[A run of records]
■ ■ ■ ■ ■
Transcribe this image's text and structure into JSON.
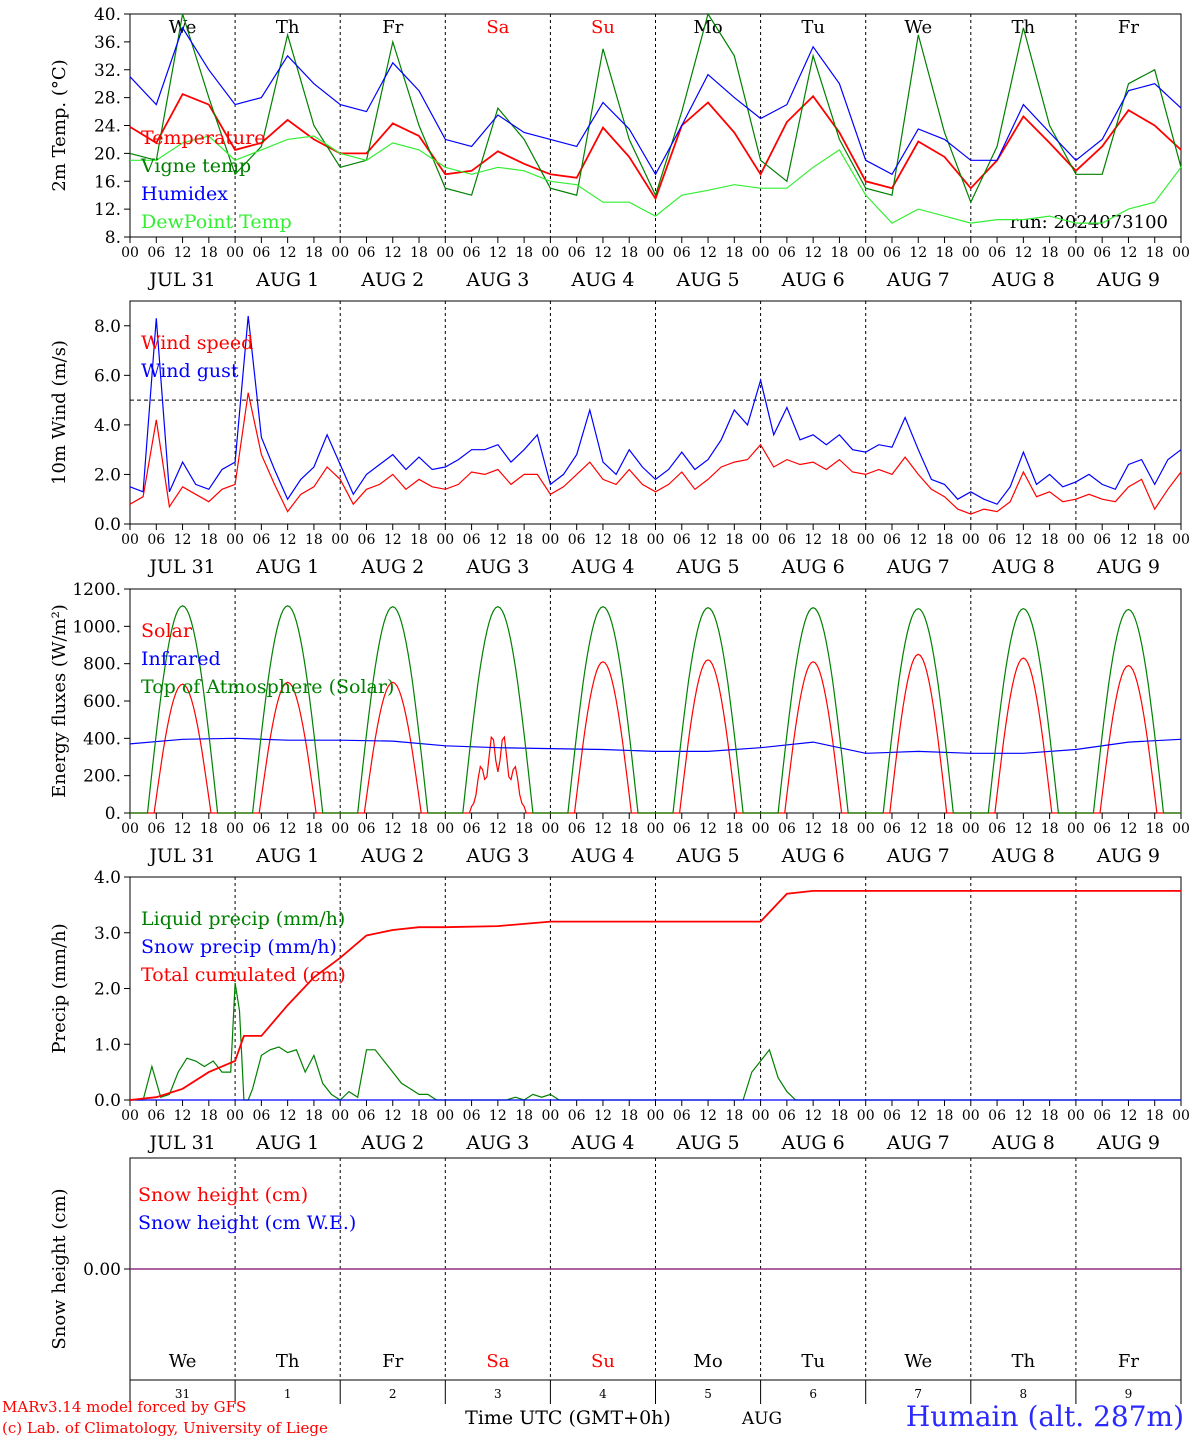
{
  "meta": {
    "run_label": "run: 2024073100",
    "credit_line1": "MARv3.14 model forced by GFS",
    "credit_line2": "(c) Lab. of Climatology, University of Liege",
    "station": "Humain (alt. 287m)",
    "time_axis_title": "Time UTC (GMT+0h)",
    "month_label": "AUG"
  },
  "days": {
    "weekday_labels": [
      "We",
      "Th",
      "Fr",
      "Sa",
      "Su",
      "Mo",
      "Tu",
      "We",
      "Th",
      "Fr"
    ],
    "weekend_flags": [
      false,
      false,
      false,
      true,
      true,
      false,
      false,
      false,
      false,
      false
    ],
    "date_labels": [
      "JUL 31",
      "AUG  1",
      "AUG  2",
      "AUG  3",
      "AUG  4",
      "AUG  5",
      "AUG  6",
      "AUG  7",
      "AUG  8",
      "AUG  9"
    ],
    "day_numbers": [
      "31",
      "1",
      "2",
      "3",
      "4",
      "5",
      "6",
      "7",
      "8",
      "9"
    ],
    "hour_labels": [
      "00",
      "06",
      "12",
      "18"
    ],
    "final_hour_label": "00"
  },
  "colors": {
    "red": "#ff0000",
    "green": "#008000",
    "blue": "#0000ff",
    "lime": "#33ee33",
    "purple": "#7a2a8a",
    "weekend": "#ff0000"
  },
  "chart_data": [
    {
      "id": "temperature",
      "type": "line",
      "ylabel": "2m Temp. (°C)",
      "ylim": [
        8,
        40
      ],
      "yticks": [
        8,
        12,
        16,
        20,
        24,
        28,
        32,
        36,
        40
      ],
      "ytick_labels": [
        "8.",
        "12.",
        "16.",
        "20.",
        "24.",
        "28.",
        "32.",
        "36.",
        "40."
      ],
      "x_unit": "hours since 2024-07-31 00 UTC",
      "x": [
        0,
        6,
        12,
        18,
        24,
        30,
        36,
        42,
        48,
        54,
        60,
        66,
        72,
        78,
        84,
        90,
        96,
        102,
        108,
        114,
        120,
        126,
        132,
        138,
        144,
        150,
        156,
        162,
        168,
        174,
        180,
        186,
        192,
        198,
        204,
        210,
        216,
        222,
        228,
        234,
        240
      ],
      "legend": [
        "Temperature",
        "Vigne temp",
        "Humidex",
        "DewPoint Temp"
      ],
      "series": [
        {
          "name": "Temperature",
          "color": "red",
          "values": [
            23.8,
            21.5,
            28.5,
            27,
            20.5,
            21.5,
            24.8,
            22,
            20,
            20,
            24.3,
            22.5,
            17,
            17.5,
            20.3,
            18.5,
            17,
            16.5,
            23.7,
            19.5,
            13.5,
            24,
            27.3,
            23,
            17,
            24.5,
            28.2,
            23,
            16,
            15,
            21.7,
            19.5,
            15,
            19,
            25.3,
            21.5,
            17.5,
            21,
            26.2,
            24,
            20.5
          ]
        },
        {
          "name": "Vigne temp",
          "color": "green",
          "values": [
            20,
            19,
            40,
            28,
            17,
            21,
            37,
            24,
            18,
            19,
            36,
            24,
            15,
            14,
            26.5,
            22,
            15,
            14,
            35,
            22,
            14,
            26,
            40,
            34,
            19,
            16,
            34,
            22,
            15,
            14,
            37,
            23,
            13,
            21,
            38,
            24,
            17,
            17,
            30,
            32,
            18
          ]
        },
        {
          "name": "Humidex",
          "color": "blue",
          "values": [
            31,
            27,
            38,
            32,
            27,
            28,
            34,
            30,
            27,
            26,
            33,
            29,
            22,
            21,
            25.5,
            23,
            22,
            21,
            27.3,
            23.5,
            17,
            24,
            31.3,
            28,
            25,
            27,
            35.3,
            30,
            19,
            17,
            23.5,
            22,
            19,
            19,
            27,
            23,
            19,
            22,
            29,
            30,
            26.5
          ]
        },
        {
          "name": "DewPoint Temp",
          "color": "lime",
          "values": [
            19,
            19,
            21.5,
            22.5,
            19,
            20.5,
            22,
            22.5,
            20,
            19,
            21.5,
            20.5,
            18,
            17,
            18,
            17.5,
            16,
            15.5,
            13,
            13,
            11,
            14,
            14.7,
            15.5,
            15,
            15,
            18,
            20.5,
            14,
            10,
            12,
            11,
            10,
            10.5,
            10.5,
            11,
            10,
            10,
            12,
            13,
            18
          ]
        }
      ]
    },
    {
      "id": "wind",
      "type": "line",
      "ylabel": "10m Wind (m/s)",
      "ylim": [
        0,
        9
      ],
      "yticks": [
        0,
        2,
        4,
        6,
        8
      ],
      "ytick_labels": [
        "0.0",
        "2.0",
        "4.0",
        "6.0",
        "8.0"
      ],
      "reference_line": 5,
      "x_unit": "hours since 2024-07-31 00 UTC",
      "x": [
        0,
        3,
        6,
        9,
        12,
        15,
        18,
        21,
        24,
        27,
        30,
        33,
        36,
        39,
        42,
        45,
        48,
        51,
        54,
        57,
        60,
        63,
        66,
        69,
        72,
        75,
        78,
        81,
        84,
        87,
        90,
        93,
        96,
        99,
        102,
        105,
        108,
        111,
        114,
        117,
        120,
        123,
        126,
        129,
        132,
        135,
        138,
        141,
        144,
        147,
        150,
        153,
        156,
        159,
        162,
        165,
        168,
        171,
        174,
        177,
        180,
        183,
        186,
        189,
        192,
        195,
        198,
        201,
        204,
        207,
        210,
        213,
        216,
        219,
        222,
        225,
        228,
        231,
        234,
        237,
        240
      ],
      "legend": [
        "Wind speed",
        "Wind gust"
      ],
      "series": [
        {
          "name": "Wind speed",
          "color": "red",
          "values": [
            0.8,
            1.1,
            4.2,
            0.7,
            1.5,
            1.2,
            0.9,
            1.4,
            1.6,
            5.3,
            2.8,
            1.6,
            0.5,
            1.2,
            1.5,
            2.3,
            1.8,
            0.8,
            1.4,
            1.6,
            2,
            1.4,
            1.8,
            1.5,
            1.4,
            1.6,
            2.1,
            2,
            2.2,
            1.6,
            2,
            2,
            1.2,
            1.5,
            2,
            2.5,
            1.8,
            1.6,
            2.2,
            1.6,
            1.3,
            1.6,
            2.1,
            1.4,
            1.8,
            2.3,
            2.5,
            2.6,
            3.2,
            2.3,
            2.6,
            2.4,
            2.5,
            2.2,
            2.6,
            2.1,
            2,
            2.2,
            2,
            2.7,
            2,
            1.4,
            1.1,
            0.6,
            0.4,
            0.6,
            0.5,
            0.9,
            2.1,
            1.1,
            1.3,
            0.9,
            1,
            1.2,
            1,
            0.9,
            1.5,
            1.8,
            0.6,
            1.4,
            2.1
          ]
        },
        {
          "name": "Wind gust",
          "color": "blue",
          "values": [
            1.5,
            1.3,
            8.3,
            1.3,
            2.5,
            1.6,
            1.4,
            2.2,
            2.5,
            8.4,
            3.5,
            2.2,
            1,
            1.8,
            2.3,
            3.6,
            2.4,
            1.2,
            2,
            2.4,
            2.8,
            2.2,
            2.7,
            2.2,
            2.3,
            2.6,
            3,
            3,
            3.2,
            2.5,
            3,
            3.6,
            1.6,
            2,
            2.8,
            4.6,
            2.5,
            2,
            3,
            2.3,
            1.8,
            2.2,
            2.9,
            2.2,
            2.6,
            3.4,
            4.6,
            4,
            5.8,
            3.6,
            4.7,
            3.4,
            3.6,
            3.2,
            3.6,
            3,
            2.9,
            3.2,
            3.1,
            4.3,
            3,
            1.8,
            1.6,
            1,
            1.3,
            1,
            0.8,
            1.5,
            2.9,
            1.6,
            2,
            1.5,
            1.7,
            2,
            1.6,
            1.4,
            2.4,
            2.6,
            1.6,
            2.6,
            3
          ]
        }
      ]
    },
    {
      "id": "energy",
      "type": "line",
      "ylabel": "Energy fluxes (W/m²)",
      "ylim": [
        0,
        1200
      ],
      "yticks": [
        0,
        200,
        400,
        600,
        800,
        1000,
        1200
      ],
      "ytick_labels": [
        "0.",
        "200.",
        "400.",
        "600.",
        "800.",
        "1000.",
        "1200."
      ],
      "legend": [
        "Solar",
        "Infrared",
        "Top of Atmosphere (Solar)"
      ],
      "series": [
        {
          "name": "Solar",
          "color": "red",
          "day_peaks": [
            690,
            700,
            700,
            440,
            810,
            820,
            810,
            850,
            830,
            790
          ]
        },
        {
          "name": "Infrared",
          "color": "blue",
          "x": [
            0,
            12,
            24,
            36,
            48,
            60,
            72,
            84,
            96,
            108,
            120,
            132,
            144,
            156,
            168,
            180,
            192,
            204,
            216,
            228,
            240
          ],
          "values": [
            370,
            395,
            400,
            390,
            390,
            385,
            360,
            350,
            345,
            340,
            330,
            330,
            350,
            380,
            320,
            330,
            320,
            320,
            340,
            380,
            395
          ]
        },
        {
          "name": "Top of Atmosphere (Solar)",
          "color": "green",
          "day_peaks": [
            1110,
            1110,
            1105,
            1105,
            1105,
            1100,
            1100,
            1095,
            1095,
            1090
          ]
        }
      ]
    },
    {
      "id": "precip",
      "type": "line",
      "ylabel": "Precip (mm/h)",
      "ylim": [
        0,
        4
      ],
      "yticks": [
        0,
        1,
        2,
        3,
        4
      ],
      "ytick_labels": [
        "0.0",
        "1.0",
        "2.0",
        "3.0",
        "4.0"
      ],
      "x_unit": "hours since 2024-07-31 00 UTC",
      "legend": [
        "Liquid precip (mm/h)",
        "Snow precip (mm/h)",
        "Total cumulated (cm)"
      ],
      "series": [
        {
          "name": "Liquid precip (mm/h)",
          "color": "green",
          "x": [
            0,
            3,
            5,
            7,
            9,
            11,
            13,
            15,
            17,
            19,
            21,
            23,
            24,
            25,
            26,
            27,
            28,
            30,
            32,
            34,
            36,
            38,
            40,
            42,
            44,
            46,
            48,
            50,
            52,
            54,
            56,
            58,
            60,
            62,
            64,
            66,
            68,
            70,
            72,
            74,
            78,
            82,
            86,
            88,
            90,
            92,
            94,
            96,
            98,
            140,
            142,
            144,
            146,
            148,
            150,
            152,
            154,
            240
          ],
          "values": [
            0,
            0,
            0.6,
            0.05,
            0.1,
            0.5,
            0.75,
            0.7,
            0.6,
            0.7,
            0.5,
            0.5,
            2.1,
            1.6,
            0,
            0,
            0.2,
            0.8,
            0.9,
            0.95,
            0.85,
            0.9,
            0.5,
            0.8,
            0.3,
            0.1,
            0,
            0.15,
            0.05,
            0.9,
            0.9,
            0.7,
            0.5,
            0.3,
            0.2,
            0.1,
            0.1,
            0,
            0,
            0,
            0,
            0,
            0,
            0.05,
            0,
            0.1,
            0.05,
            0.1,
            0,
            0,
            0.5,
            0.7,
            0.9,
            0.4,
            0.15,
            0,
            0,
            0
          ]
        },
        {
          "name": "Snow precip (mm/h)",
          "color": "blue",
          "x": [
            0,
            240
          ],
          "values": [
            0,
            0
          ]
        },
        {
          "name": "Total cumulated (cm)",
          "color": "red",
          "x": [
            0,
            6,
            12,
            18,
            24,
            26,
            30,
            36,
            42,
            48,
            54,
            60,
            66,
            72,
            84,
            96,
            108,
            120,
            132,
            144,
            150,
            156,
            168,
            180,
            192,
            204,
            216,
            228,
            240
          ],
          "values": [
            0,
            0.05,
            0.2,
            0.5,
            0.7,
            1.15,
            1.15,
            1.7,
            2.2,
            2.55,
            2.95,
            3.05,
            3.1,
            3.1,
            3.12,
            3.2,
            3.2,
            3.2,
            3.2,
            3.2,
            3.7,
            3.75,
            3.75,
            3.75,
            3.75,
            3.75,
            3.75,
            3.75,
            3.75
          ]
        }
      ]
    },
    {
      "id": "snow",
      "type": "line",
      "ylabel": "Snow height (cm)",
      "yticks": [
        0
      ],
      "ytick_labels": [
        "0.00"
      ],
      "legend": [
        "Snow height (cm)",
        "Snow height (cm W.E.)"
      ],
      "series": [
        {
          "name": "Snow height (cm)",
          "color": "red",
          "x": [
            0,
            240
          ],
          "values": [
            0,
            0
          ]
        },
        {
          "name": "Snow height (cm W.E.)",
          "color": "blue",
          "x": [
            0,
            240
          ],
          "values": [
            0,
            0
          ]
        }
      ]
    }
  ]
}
■ ■ ■ ■ ■
• AIM: Gather all lines from the listing above in which "Atmosphere" occurs.

• TASK SOLUTION:
        "Top of Atmosphere (Solar)"
          "name": "Top of Atmosphere (Solar)",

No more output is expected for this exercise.